EXERCISE: Scan the material that follows. Copy every line containing the word "Orange".
:: PROVIDED RECORDS
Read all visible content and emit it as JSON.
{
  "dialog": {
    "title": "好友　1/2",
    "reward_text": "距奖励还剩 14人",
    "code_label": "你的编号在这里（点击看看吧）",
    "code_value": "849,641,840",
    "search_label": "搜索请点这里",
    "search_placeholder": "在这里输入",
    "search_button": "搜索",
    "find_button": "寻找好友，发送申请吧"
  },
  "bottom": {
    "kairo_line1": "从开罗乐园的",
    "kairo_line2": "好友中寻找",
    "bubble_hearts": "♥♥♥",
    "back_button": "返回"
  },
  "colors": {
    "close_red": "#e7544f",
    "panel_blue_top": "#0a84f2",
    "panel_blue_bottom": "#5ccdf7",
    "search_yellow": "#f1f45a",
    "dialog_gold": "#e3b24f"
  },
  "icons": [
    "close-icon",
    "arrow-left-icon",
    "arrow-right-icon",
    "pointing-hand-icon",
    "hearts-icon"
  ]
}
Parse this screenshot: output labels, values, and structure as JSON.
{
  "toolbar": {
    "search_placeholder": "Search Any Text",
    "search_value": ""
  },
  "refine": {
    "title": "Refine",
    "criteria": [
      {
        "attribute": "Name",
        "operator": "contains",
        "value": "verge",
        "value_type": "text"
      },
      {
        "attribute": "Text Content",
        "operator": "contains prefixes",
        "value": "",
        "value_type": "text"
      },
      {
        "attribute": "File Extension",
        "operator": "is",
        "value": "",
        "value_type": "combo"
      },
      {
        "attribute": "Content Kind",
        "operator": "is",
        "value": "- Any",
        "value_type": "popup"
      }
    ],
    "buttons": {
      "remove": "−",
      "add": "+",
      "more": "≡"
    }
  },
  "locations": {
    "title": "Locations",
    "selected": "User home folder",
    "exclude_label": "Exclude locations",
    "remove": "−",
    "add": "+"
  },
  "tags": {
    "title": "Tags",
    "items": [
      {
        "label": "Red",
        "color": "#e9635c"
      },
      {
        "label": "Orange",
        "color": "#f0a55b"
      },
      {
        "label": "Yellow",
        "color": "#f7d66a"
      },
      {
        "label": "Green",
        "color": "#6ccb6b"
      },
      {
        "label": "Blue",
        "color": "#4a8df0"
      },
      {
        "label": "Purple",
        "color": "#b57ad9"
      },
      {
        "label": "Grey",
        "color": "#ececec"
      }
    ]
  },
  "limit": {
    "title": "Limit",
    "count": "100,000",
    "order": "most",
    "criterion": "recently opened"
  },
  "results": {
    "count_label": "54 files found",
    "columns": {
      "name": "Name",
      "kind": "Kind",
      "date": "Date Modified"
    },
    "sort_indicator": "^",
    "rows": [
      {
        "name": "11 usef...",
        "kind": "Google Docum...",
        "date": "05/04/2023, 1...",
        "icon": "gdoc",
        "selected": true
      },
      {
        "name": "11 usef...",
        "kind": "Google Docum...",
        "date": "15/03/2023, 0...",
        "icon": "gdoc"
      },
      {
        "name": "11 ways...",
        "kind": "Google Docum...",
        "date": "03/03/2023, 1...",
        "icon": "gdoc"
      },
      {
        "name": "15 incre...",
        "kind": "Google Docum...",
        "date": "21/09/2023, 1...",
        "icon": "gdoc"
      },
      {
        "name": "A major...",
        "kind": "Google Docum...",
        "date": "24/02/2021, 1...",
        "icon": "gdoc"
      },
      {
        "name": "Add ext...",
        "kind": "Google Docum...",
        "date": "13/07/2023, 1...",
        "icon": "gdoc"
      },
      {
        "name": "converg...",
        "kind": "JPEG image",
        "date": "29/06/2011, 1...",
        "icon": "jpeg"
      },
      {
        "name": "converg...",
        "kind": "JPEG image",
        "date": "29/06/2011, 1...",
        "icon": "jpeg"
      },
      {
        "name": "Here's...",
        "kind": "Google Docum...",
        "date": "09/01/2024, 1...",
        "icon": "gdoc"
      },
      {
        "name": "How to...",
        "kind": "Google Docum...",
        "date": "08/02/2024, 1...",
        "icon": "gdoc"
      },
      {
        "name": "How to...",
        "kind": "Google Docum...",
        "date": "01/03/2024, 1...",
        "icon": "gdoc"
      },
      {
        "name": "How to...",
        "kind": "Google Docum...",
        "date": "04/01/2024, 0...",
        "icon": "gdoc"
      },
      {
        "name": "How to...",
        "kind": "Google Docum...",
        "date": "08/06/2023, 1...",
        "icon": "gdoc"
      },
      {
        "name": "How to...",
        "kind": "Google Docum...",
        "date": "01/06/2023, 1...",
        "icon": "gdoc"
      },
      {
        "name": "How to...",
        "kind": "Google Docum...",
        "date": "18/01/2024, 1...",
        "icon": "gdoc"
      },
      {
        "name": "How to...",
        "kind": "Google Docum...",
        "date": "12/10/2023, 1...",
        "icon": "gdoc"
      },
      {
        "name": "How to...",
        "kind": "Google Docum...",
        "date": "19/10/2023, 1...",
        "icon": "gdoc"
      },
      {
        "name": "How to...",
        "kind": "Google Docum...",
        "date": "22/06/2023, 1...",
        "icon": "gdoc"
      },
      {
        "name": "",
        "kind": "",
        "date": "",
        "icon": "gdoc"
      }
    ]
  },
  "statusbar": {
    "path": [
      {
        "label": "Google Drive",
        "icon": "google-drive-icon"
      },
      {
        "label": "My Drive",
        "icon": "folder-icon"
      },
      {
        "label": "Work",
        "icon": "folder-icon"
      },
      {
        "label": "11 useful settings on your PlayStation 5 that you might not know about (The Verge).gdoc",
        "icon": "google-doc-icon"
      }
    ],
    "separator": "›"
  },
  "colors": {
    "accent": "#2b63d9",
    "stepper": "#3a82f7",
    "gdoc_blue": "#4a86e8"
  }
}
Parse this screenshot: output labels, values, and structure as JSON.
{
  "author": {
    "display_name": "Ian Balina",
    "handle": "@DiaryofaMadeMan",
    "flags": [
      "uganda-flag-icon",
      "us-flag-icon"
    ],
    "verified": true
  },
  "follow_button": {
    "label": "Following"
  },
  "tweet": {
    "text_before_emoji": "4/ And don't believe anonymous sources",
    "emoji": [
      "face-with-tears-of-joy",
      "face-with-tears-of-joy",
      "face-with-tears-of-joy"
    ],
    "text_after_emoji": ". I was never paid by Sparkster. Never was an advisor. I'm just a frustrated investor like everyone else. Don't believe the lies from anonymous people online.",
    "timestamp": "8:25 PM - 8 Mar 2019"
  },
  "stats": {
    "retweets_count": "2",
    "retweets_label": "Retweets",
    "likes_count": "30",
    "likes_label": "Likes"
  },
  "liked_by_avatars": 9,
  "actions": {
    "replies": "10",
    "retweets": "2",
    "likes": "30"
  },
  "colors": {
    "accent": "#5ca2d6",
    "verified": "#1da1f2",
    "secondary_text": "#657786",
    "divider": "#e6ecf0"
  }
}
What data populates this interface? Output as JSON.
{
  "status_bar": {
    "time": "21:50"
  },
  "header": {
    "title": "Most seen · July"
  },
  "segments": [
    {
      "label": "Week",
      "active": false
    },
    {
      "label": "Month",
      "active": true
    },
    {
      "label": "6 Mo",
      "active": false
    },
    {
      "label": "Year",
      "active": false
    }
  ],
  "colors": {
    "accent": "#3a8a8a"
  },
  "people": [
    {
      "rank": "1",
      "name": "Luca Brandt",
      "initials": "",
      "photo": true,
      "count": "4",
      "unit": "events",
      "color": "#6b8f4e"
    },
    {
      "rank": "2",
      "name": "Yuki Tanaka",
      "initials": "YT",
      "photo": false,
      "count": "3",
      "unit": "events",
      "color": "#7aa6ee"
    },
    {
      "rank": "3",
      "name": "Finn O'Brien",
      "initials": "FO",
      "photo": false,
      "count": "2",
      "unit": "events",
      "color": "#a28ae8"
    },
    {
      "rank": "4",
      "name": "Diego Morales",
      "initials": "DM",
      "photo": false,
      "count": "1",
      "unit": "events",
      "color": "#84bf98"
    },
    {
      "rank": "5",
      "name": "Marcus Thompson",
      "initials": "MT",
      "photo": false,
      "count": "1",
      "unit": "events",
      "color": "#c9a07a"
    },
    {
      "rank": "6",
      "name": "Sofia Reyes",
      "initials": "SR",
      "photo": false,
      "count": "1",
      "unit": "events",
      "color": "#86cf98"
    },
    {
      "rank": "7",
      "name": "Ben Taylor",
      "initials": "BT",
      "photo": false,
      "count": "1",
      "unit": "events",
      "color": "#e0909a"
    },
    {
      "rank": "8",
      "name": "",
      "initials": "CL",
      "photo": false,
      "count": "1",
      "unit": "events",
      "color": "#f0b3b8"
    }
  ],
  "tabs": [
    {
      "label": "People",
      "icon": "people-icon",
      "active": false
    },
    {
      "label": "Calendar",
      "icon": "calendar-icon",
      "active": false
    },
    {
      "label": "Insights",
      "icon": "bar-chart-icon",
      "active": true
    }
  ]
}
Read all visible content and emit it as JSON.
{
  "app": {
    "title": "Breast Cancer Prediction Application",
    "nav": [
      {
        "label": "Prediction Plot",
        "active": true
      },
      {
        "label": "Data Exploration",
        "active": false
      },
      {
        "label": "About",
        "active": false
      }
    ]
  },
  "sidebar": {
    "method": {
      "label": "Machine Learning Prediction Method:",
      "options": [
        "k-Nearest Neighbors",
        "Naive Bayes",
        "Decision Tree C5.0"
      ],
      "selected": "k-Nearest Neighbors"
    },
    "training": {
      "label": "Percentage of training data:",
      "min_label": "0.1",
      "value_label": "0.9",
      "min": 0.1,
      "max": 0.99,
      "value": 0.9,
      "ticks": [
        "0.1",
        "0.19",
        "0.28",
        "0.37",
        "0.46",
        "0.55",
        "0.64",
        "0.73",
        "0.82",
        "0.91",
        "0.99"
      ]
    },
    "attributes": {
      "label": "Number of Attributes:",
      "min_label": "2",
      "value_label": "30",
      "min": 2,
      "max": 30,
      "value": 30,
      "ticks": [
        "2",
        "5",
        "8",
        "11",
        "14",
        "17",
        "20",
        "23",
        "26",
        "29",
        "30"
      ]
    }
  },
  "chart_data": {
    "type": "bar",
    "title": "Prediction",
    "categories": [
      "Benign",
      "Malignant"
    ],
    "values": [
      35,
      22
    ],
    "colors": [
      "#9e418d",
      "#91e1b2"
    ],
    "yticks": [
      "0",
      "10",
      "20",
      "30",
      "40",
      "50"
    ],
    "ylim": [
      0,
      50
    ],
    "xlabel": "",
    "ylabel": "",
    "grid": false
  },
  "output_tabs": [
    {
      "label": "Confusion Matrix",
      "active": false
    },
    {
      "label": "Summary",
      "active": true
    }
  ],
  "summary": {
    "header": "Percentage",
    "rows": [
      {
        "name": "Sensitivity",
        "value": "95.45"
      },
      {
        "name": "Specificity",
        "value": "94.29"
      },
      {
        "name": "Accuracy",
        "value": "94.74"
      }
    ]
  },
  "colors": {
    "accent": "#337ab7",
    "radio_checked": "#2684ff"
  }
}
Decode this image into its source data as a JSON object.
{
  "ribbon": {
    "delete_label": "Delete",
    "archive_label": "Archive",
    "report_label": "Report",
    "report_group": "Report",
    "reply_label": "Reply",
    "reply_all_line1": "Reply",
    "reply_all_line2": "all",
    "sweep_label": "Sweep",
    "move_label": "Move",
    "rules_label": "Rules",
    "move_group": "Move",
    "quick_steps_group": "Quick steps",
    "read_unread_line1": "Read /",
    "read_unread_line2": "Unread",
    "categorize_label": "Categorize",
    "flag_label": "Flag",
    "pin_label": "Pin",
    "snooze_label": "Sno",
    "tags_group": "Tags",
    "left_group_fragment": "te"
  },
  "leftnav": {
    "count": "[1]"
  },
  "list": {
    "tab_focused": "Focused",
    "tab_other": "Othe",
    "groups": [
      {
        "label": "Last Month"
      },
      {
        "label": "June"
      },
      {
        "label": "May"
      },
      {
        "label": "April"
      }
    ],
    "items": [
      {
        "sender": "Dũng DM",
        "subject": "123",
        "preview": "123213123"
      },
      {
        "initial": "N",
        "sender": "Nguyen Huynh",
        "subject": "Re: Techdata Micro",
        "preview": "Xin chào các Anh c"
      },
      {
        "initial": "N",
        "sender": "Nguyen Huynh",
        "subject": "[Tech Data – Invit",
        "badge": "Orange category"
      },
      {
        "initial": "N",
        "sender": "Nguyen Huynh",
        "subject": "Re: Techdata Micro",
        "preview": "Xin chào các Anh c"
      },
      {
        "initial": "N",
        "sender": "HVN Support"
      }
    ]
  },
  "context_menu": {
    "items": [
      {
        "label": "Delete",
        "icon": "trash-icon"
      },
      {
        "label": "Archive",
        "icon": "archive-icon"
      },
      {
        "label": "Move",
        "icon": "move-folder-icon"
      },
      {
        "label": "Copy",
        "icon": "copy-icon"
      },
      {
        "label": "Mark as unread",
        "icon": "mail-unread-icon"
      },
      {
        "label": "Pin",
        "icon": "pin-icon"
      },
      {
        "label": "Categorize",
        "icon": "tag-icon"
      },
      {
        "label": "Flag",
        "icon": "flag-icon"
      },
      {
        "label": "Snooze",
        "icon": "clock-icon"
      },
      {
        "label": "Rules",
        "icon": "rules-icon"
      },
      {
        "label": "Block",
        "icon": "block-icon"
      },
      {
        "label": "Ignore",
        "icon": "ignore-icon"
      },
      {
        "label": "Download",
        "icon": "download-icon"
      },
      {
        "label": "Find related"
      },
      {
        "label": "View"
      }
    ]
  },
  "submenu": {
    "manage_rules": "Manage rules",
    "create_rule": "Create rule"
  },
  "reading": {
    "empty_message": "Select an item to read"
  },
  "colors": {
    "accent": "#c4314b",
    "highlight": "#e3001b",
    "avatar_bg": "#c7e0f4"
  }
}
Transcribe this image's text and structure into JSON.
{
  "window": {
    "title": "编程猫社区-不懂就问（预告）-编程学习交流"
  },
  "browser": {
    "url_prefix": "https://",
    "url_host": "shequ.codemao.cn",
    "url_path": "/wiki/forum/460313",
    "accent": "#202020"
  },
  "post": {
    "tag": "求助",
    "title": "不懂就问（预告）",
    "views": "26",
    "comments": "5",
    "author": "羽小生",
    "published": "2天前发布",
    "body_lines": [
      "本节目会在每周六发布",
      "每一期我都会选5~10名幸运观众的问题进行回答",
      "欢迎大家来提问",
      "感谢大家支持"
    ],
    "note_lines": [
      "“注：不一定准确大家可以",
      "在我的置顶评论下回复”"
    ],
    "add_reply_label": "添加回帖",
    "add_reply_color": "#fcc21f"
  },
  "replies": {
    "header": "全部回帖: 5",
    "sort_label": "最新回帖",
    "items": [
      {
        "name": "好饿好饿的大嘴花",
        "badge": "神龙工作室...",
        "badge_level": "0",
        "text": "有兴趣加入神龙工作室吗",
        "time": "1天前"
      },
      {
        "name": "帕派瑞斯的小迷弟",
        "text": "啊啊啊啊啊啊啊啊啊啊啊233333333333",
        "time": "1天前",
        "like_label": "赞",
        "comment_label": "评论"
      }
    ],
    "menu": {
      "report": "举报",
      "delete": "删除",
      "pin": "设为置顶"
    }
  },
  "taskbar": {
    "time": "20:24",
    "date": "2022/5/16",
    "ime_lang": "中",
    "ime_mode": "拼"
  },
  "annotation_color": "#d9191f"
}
::::
EXERCISE RESPONSE:
        "label": "Orange",
        "badge": "Orange category"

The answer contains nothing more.